Objective
Using the material that follows, identify and copy each line with the string "color".

Recorded information
* * * * * * *
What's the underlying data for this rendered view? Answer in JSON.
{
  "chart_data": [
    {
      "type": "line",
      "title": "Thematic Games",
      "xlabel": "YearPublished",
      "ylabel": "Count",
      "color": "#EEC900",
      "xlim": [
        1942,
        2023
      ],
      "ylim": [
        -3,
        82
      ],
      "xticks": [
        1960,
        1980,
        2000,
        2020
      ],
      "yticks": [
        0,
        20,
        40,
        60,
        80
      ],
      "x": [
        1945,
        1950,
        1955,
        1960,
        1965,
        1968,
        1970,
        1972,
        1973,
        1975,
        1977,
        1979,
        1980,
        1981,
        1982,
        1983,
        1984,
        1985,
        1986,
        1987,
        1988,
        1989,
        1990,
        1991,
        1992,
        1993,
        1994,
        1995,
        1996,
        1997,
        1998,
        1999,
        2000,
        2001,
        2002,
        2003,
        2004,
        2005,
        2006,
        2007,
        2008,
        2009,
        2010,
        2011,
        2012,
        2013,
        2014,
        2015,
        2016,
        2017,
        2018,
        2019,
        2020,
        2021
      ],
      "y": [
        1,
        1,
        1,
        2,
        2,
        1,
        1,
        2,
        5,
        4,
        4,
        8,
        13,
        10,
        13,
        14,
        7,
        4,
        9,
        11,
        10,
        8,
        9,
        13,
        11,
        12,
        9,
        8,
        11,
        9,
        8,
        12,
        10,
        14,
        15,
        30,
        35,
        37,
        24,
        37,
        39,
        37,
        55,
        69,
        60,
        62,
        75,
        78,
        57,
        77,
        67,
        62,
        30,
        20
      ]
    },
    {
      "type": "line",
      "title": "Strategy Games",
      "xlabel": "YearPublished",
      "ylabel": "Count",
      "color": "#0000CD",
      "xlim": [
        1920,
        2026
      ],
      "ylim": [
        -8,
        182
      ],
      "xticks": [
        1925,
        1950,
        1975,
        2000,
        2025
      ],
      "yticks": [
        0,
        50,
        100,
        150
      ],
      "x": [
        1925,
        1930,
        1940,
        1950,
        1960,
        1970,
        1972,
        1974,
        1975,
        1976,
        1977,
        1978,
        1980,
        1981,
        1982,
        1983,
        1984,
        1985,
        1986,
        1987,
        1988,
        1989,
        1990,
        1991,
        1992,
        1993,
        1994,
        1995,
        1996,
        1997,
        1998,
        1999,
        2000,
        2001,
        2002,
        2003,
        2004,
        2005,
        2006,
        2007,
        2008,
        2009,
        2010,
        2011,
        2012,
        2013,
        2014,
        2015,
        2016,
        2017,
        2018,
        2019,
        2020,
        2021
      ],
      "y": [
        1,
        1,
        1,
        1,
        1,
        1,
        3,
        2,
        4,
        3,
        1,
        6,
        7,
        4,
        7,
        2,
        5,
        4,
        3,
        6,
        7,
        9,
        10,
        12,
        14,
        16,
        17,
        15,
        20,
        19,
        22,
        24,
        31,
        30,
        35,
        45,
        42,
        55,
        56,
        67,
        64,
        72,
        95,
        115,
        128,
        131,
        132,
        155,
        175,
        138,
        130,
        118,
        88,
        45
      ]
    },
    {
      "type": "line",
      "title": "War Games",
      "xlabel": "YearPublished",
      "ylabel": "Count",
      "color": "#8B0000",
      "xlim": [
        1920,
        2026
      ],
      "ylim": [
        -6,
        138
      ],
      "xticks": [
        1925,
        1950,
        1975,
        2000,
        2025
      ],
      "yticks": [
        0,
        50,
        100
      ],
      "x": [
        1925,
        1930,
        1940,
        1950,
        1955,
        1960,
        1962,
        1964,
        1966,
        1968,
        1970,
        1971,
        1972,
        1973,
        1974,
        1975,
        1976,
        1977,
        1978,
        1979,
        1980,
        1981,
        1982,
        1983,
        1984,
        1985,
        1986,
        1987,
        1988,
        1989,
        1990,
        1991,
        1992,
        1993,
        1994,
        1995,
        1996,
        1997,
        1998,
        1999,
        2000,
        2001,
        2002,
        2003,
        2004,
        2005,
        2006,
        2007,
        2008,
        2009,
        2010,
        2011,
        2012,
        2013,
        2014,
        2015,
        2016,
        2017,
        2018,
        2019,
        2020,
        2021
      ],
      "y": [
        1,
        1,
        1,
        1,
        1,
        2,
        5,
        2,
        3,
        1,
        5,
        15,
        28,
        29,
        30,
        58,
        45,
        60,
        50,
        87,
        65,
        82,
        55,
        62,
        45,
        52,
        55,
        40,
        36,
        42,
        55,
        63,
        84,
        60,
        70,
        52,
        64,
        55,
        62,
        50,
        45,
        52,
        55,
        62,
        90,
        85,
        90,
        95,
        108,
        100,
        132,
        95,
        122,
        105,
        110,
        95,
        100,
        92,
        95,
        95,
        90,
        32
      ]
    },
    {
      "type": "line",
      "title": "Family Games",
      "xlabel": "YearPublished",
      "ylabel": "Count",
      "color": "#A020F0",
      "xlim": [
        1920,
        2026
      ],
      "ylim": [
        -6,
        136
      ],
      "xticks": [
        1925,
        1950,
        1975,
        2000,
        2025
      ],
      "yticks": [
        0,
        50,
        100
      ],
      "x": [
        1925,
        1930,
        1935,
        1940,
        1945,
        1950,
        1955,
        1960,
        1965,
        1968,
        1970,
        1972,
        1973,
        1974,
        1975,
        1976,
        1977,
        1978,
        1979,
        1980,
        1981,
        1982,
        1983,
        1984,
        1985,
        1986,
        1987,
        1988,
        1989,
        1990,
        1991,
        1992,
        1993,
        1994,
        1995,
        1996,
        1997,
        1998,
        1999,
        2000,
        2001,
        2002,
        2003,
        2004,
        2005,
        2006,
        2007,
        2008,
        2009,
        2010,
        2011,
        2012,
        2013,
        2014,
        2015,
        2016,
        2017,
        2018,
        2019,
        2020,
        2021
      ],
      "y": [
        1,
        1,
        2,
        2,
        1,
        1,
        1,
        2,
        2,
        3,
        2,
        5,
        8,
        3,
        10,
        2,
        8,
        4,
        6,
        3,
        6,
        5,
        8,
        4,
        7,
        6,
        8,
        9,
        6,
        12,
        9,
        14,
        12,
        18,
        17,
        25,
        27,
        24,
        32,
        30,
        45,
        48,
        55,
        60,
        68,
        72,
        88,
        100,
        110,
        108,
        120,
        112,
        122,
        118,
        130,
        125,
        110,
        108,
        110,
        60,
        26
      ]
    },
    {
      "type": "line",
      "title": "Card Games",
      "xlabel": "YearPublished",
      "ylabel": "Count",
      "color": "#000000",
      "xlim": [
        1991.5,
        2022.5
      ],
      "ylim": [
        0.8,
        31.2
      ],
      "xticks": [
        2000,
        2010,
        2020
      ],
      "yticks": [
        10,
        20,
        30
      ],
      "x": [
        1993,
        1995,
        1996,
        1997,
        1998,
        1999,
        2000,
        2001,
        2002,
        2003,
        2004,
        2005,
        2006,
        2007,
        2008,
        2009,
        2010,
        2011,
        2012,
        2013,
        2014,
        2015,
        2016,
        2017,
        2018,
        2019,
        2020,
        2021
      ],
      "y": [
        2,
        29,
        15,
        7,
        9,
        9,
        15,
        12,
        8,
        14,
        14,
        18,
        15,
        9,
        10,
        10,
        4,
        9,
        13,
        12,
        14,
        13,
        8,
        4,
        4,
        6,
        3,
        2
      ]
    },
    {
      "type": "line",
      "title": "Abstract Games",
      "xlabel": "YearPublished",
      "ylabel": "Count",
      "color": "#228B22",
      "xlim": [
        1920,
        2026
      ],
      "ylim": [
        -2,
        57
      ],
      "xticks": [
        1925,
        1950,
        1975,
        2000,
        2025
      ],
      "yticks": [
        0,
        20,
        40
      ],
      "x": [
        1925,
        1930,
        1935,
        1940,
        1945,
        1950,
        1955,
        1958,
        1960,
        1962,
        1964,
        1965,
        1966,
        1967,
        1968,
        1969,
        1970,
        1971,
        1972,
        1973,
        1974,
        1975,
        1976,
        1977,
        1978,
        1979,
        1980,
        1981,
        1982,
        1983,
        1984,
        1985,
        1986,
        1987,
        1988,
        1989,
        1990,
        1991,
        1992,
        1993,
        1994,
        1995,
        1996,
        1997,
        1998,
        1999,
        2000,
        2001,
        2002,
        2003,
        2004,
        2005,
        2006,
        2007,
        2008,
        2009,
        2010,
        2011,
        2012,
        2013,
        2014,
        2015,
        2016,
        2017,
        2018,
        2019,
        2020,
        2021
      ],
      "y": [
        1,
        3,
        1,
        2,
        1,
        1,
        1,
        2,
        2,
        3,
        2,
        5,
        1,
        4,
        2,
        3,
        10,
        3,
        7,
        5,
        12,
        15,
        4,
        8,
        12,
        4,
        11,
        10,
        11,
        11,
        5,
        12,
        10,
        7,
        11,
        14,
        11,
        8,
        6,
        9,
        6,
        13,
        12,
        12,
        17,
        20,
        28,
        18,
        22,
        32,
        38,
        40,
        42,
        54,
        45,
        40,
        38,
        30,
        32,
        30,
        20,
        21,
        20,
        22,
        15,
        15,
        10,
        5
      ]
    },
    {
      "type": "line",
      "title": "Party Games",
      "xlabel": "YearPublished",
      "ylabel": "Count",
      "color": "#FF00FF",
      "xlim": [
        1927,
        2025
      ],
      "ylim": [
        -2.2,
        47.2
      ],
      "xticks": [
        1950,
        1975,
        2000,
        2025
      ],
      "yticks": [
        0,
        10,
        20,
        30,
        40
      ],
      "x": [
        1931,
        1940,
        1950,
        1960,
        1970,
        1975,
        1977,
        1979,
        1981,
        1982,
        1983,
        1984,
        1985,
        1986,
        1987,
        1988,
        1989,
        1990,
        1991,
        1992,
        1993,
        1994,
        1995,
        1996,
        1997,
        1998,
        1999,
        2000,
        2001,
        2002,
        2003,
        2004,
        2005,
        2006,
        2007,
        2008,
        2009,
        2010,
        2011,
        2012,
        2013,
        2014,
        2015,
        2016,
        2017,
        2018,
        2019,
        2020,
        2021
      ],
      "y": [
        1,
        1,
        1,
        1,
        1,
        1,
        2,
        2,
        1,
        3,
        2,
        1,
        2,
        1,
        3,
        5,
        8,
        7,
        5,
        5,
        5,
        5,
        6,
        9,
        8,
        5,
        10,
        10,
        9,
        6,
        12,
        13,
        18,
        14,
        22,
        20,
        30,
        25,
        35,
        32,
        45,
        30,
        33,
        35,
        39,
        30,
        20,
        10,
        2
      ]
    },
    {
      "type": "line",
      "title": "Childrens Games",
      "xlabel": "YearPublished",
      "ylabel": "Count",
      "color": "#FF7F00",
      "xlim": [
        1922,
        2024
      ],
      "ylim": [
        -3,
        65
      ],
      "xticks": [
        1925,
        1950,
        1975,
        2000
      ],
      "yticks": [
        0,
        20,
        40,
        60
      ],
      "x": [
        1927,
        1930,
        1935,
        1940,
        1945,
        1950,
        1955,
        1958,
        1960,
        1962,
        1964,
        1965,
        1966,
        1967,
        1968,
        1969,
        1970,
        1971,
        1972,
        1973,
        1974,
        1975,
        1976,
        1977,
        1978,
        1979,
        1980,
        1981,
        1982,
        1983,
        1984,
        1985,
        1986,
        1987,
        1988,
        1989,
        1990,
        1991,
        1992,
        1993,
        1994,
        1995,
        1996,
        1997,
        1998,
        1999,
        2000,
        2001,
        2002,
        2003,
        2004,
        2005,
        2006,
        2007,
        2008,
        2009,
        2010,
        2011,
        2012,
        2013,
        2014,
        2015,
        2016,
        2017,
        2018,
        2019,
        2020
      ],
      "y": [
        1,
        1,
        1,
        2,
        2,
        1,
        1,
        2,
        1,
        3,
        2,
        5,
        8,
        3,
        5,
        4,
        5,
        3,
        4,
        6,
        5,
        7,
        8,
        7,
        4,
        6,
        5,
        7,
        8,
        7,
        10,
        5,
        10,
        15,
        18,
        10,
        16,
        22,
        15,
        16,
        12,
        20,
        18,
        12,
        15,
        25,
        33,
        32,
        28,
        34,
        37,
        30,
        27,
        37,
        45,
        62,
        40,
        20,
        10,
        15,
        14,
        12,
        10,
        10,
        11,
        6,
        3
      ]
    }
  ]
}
* * * * * * *
Result of the exercise
      "color": "#EEC900",
      "color": "#0000CD",
      "color": "#8B0000",
      "color": "#A020F0",
      "color": "#000000",
      "color": "#228B22",
      "color": "#FF00FF",
      "color": "#FF7F00",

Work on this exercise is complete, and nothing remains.